→ Text excerpt
Ted Phillips is an American businessman and the former President and CEO of the National Football League's Chicago Bears and was a part of the organization since 1984. He is only the fourth president of the 100-year-old organization, the others being Michael McCaskey, George Halas Jr., and "Papa Bear" George Halas, and the new fifth president Kevin Warren. Phillips is one of only two individuals in the NFL to serve on both the NFL Working Club Executive committee and the NFL Senior Club Executive committee, whose mission is to analyze both the financial and football operations aspects of the Collective Bargaining Agreement.

Early life and family
Phillips was born in Oneida, New York and was raised in Nashua, New Hampshire. 
He graduated from The University of Notre Dame with an undergraduate degree in business and accounting. He worked for the accounting and consulting firm Ernst and Whinney, now known as Ernst & Young, as an auditor and tax accountant from 1979 to 1983.  Phillips is the father of three sons: Matthew, Max, and Frank.

Chicago Bears
Phillips began his career with the organization on September 28, 1983 as the team's Controller. After about four years, he was promoted to the Director of Finance. Here, he was responsible for the club's business operations and the negotiating and signing of all player contracts. While working with the Chicago Bears, he earned his master's degree in Marketing and Management from the Kellogg Graduate School at Northwestern University in 1989. In 1993, he became the Vice President of Operations and served there for six years until his promotion to team president.

President & CEO
The organization recognized Phillips work and effort and placed him in position to improve the club. Phillips was named the Chief Executive Officer and President of the Chicago Bears on February 10, 1999, making him only the fourth president in team history, and the first who was not a member of the Halas-McCaskey family. He made many changes to the organization. In the offseason of 2001, Phillips hired Jerry Angelo as the General Manager of the team and later extended his contract in 2003 and 2006 to create stability in the front office. He also brought the Bears summer training camp back to Illinois in 2002. Fans have appreciated this by attending camp in groups of over 10,000 at the campus of Olivet Nazarene University in Bourbonnais, Illinois.

→ Collected material
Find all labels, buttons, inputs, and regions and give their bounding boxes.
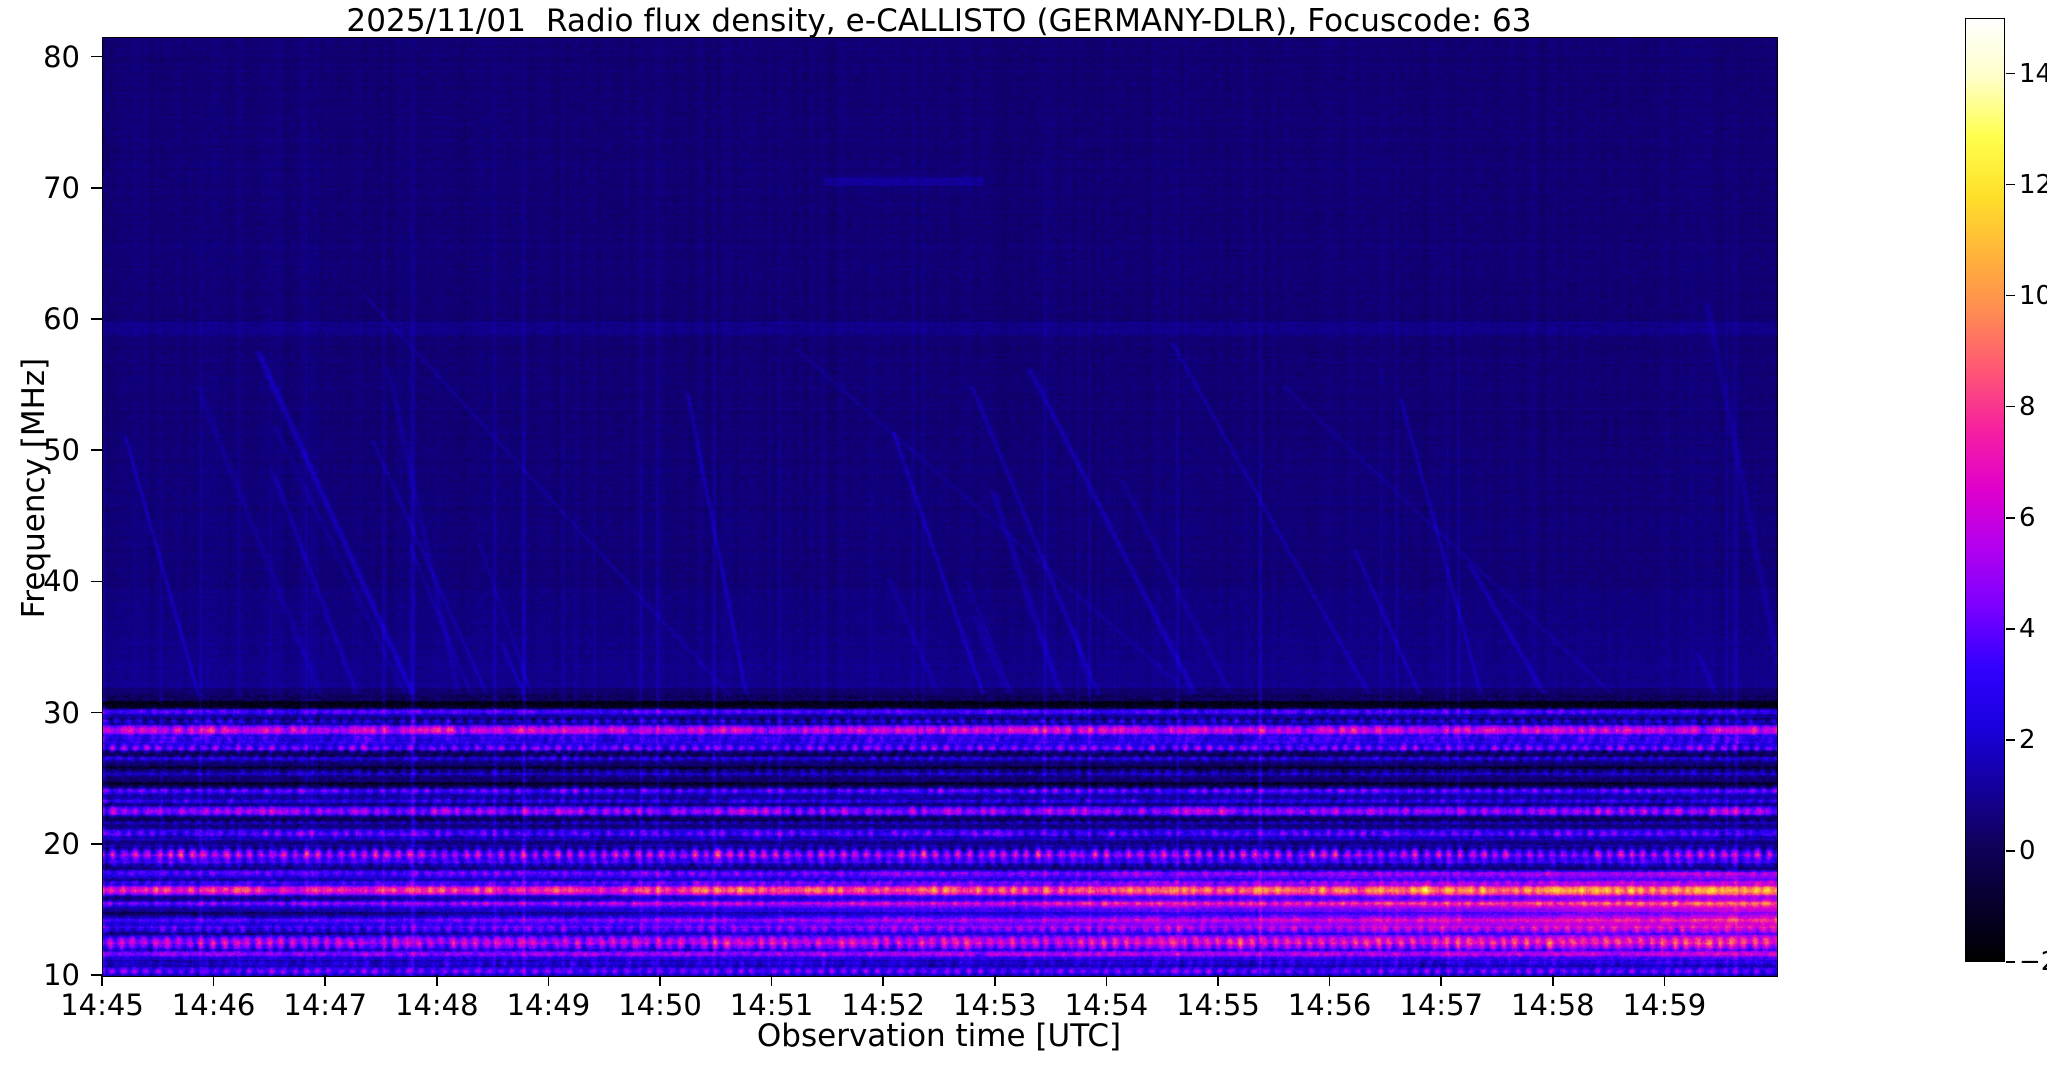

→ Required actions
• a. In the Ted Phillips biography, rewrite the passage starting at "Ted Phillips is" and ending at "Collective Bargaining Agreement.", swapping "Chicago Bears" for "Chicago Bears franchise".
• b. Who, other than Phillips, does the Ted Phillips biography name as presidents of the Chicago Bears?

→ Answers in order
• a.
Ted Phillips is an American businessman and the former President and CEO of the National Football League's Chicago Bears franchise and was a part of the organization since 1984. He is only the fourth president of the 100-year-old organization, the others being Michael McCaskey, George Halas Jr., and "Papa Bear" George Halas, and the new fifth president Kevin Warren. Phillips is one of only two individuals in the NFL to serve on both the NFL Working Club Executive committee and the NFL Senior Club Executive committee, whose mission is to analyze both the financial and football operations aspects of the Collective Bargaining Agreement.

• b. Michael McCaskey, George Halas Jr., "Papa Bear" George Halas, and Kevin Warren